### [DESCRIPTION OF THE TASK]
Give every line from the entries that contains "name".

### [DATA SECTION]
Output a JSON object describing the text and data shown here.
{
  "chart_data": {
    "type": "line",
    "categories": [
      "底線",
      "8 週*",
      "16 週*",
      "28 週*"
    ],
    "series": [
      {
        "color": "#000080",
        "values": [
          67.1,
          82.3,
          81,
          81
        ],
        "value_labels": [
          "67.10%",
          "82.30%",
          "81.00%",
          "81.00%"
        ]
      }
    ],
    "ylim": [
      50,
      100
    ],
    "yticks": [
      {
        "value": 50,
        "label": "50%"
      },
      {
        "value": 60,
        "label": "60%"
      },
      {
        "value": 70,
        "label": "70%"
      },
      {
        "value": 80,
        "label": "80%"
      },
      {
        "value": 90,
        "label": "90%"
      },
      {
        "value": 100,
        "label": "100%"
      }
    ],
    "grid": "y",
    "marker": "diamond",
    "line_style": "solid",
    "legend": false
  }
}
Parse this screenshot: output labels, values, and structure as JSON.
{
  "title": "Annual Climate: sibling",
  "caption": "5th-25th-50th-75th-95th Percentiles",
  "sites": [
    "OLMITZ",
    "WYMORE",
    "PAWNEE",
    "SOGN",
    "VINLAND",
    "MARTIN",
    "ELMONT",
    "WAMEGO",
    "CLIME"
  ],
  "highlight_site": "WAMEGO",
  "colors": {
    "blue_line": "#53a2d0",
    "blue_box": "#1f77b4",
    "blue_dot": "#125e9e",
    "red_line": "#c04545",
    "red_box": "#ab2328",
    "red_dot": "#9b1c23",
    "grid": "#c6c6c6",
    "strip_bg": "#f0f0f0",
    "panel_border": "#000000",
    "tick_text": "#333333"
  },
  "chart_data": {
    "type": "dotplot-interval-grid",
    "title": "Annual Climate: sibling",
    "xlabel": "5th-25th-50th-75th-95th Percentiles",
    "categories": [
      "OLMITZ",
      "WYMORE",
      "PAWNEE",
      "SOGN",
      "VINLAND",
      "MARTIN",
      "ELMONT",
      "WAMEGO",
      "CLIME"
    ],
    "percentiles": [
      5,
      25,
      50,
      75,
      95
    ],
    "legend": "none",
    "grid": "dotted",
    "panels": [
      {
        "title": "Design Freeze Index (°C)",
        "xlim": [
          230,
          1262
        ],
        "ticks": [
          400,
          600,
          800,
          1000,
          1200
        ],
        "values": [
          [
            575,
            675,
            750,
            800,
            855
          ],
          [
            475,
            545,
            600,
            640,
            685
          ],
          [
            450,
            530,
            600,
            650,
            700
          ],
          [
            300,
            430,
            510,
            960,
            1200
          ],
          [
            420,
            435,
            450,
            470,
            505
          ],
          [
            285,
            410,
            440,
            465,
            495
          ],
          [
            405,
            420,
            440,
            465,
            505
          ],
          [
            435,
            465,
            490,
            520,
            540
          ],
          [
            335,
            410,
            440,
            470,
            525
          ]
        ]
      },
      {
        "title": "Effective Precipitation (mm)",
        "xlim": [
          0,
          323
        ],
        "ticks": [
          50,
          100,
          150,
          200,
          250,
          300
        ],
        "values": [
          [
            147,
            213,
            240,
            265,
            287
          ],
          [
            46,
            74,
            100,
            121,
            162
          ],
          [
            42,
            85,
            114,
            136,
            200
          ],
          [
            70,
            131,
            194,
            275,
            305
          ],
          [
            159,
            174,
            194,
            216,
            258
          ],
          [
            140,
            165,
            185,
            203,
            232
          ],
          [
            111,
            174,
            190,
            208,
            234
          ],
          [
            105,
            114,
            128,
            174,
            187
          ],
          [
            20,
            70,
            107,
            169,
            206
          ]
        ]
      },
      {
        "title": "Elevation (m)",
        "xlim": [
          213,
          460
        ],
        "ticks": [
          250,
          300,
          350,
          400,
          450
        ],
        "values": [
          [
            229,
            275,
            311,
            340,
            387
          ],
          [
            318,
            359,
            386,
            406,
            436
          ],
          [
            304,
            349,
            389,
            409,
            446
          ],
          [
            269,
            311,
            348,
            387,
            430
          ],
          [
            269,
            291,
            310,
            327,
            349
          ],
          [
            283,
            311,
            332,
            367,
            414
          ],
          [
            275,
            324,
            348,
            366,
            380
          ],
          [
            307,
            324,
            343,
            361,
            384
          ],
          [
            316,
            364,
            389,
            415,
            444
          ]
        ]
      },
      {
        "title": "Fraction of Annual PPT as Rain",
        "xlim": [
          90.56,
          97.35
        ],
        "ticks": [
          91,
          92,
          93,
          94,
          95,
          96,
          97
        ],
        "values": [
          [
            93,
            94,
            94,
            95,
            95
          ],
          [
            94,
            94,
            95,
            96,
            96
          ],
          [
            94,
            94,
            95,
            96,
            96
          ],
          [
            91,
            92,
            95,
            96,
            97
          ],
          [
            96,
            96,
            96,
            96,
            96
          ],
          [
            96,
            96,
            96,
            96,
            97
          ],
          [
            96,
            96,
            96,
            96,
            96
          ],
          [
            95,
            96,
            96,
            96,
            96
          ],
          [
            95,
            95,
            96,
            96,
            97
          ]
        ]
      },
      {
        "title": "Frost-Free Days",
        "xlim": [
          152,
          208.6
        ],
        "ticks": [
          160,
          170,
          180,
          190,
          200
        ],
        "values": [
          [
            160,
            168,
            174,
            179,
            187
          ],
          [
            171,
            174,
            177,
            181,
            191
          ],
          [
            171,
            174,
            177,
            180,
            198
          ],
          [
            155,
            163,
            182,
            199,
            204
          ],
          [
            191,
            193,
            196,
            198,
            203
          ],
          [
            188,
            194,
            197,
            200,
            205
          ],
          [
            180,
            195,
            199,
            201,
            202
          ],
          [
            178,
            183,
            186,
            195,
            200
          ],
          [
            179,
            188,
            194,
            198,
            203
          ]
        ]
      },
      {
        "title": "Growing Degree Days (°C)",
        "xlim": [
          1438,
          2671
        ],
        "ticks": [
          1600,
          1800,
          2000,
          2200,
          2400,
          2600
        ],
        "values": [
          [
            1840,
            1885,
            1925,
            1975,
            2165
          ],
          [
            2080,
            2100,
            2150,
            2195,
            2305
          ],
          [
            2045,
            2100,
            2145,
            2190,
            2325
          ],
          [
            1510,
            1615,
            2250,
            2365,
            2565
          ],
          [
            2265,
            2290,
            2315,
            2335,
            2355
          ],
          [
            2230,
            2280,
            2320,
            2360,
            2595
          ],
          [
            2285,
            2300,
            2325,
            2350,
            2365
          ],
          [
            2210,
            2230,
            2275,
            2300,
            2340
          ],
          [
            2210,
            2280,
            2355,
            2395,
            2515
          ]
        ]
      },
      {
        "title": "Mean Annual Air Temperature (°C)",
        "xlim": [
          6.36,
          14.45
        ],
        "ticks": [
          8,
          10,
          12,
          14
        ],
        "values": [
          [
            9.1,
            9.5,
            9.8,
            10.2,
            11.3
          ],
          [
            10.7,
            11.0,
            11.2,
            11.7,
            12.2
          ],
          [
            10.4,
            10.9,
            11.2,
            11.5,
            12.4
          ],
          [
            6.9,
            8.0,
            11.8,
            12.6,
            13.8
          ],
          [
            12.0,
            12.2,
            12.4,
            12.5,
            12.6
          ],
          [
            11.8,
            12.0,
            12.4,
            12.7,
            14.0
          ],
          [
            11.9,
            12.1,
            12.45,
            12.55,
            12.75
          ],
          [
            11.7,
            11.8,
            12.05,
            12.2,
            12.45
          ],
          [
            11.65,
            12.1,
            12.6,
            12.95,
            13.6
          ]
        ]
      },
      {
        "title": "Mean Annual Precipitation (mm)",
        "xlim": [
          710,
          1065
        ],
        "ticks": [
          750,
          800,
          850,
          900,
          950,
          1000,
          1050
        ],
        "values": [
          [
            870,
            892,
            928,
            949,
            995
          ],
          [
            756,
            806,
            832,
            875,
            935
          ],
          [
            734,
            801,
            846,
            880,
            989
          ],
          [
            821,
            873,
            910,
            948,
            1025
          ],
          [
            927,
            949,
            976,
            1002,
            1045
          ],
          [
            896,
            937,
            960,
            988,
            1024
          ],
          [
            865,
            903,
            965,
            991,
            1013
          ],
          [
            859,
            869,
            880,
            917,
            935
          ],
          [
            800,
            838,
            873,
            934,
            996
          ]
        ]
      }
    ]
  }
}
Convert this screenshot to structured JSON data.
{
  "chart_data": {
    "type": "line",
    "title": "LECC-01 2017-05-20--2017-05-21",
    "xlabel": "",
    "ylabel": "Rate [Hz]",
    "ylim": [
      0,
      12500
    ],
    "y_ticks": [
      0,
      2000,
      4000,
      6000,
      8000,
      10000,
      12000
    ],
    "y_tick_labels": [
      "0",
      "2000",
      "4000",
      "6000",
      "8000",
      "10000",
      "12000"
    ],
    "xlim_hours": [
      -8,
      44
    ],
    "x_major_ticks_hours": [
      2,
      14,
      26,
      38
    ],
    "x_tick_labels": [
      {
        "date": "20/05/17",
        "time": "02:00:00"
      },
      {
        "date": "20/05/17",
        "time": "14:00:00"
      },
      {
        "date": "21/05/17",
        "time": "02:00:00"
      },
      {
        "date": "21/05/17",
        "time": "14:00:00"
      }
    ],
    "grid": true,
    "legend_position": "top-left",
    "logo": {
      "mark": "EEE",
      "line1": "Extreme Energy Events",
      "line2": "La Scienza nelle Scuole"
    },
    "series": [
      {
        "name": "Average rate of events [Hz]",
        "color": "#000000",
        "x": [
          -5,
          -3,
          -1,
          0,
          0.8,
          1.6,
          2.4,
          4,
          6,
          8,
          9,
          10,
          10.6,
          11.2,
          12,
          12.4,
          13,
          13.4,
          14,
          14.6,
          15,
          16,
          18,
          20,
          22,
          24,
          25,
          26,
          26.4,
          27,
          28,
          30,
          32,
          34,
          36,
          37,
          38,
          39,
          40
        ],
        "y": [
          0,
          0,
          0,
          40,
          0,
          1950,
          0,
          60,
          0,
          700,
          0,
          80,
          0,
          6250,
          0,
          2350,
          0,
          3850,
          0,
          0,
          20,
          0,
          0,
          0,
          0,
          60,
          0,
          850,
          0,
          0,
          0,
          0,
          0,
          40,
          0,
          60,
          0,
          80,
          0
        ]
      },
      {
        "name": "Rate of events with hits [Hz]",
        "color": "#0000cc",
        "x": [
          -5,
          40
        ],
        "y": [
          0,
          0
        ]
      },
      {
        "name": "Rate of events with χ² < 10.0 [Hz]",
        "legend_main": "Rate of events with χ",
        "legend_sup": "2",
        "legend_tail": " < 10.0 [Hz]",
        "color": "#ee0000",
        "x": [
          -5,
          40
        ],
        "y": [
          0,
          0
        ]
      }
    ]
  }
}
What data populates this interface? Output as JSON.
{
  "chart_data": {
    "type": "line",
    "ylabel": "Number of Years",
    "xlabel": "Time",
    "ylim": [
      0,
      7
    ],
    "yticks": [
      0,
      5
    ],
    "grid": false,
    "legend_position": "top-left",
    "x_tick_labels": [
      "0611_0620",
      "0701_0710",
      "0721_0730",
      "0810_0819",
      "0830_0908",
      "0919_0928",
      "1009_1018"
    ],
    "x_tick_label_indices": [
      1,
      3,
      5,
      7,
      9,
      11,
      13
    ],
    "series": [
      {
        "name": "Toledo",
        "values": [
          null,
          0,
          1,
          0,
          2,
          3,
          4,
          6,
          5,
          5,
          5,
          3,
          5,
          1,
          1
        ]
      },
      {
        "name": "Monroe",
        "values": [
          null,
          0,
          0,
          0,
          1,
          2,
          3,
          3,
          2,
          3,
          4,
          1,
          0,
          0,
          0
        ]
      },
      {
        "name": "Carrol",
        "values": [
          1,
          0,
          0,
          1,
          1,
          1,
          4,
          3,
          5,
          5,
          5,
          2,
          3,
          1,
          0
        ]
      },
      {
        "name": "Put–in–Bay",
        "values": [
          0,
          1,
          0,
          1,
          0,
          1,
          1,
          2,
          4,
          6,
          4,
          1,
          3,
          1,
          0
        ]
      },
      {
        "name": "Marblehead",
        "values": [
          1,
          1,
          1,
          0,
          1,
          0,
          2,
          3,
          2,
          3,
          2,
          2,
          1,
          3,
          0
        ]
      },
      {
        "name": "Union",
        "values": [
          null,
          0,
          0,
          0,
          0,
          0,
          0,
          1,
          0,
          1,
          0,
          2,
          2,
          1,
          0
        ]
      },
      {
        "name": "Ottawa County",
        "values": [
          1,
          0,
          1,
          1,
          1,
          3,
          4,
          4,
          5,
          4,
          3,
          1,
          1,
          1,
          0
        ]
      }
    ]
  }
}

### [SOLUTION BELOW]
        "name": "Average rate of events [Hz]",
        "name": "Rate of events with hits [Hz]",
        "name": "Rate of events with χ² < 10.0 [Hz]",
        "name": "Toledo",
        "name": "Monroe",
        "name": "Carrol",
        "name": "Put–in–Bay",
        "name": "Marblehead",
        "name": "Union",
        "name": "Ottawa County",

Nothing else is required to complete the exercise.